◆ What you need to do ◆
Each line of the material below should be reproduced exactly.

◆ Dataset ◆
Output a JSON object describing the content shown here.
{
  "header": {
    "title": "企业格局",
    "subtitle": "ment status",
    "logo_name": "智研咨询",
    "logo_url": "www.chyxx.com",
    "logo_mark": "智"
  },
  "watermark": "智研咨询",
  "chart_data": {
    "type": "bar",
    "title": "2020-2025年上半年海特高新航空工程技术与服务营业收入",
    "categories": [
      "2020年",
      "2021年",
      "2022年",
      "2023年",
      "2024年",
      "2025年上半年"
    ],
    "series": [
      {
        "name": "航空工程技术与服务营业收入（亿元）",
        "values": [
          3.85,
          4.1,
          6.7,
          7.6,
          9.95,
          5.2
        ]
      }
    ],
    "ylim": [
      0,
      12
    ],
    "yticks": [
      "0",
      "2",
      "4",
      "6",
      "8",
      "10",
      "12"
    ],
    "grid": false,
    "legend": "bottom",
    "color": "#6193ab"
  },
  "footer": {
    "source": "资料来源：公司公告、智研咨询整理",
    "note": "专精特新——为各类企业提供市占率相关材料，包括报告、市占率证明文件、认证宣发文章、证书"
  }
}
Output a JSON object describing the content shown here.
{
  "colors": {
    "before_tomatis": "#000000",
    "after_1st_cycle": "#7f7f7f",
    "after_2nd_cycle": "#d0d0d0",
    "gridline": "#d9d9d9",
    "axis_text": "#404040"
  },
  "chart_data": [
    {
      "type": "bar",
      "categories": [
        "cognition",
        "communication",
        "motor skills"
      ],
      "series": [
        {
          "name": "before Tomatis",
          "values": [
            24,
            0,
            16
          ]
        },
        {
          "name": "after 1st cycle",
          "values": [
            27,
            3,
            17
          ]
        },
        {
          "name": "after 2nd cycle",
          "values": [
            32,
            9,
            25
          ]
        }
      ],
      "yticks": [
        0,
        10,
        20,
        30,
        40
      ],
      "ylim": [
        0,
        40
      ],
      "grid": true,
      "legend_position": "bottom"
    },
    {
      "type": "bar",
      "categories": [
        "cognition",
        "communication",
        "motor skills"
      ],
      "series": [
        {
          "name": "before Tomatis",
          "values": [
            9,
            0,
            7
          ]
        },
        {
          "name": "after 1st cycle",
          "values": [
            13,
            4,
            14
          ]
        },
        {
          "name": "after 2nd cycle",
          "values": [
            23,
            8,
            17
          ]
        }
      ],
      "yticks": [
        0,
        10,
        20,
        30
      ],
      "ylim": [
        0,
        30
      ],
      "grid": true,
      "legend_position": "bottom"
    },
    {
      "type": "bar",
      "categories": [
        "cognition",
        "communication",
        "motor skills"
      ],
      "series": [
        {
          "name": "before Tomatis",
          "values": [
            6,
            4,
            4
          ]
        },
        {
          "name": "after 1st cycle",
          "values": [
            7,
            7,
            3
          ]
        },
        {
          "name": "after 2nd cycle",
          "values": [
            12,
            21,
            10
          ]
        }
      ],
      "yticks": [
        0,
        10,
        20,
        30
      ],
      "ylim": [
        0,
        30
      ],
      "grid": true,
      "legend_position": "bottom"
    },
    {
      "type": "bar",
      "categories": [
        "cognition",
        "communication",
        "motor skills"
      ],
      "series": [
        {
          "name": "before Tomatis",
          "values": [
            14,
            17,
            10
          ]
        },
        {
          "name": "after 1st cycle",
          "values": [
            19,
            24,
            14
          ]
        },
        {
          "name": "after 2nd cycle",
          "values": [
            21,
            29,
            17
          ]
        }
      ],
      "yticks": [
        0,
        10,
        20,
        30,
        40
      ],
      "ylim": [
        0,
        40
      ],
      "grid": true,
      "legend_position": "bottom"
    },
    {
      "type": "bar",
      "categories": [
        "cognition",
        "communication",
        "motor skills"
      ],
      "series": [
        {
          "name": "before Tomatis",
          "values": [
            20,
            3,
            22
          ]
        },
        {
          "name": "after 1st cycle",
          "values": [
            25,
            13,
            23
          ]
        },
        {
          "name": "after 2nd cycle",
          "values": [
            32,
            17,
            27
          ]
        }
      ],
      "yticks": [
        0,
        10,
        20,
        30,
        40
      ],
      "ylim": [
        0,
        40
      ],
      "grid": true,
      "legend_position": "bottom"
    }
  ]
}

◆ Exercise response ◆
Output a JSON object describing the content shown here.
{
  "header": {
    "title": "企业格局",
    "subtitle": "ment status",
    "logo_name": "智研咨询",
    "logo_url": "www.chyxx.com",
    "logo_mark": "智"
  },
  "watermark": "智研咨询",
  "chart_data": {
    "type": "bar",
    "title": "2020-2025年上半年海特高新航空工程技术与服务营业收入",
    "categories": [
      "2020年",
      "2021年",
      "2022年",
      "2023年",
      "2024年",
      "2025年上半年"
    ],
    "series": [
      {
        "name": "航空工程技术与服务营业收入（亿元）",
        "values": [
          3.85,
          4.1,
          6.7,
          7.6,
          9.95,
          5.2
        ]
      }
    ],
    "ylim": [
      0,
      12
    ],
    "yticks": [
      "0",
      "2",
      "4",
      "6",
      "8",
      "10",
      "12"
    ],
    "grid": false,
    "legend": "bottom",
    "color": "#6193ab"
  },
  "footer": {
    "source": "资料来源：公司公告、智研咨询整理",
    "note": "专精特新——为各类企业提供市占率相关材料，包括报告、市占率证明文件、认证宣发文章、证书"
  }
}
Output a JSON object describing the content shown here.
{
  "colors": {
    "before_tomatis": "#000000",
    "after_1st_cycle": "#7f7f7f",
    "after_2nd_cycle": "#d0d0d0",
    "gridline": "#d9d9d9",
    "axis_text": "#404040"
  },
  "chart_data": [
    {
      "type": "bar",
      "categories": [
        "cognition",
        "communication",
        "motor skills"
      ],
      "series": [
        {
          "name": "before Tomatis",
          "values": [
            24,
            0,
            16
          ]
        },
        {
          "name": "after 1st cycle",
          "values": [
            27,
            3,
            17
          ]
        },
        {
          "name": "after 2nd cycle",
          "values": [
            32,
            9,
            25
          ]
        }
      ],
      "yticks": [
        0,
        10,
        20,
        30,
        40
      ],
      "ylim": [
        0,
        40
      ],
      "grid": true,
      "legend_position": "bottom"
    },
    {
      "type": "bar",
      "categories": [
        "cognition",
        "communication",
        "motor skills"
      ],
      "series": [
        {
          "name": "before Tomatis",
          "values": [
            9,
            0,
            7
          ]
        },
        {
          "name": "after 1st cycle",
          "values": [
            13,
            4,
            14
          ]
        },
        {
          "name": "after 2nd cycle",
          "values": [
            23,
            8,
            17
          ]
        }
      ],
      "yticks": [
        0,
        10,
        20,
        30
      ],
      "ylim": [
        0,
        30
      ],
      "grid": true,
      "legend_position": "bottom"
    },
    {
      "type": "bar",
      "categories": [
        "cognition",
        "communication",
        "motor skills"
      ],
      "series": [
        {
          "name": "before Tomatis",
          "values": [
            6,
            4,
            4
          ]
        },
        {
          "name": "after 1st cycle",
          "values": [
            7,
            7,
            3
          ]
        },
        {
          "name": "after 2nd cycle",
          "values": [
            12,
            21,
            10
          ]
        }
      ],
      "yticks": [
        0,
        10,
        20,
        30
      ],
      "ylim": [
        0,
        30
      ],
      "grid": true,
      "legend_position": "bottom"
    },
    {
      "type": "bar",
      "categories": [
        "cognition",
        "communication",
        "motor skills"
      ],
      "series": [
        {
          "name": "before Tomatis",
          "values": [
            14,
            17,
            10
          ]
        },
        {
          "name": "after 1st cycle",
          "values": [
            19,
            24,
            14
          ]
        },
        {
          "name": "after 2nd cycle",
          "values": [
            21,
            29,
            17
          ]
        }
      ],
      "yticks": [
        0,
        10,
        20,
        30,
        40
      ],
      "ylim": [
        0,
        40
      ],
      "grid": true,
      "legend_position": "bottom"
    },
    {
      "type": "bar",
      "categories": [
        "cognition",
        "communication",
        "motor skills"
      ],
      "series": [
        {
          "name": "before Tomatis",
          "values": [
            20,
            3,
            22
          ]
        },
        {
          "name": "after 1st cycle",
          "values": [
            25,
            13,
            23
          ]
        },
        {
          "name": "after 2nd cycle",
          "values": [
            32,
            17,
            27
          ]
        }
      ],
      "yticks": [
        0,
        10,
        20,
        30,
        40
      ],
      "ylim": [
        0,
        40
      ],
      "grid": true,
      "legend_position": "bottom"
    }
  ]
}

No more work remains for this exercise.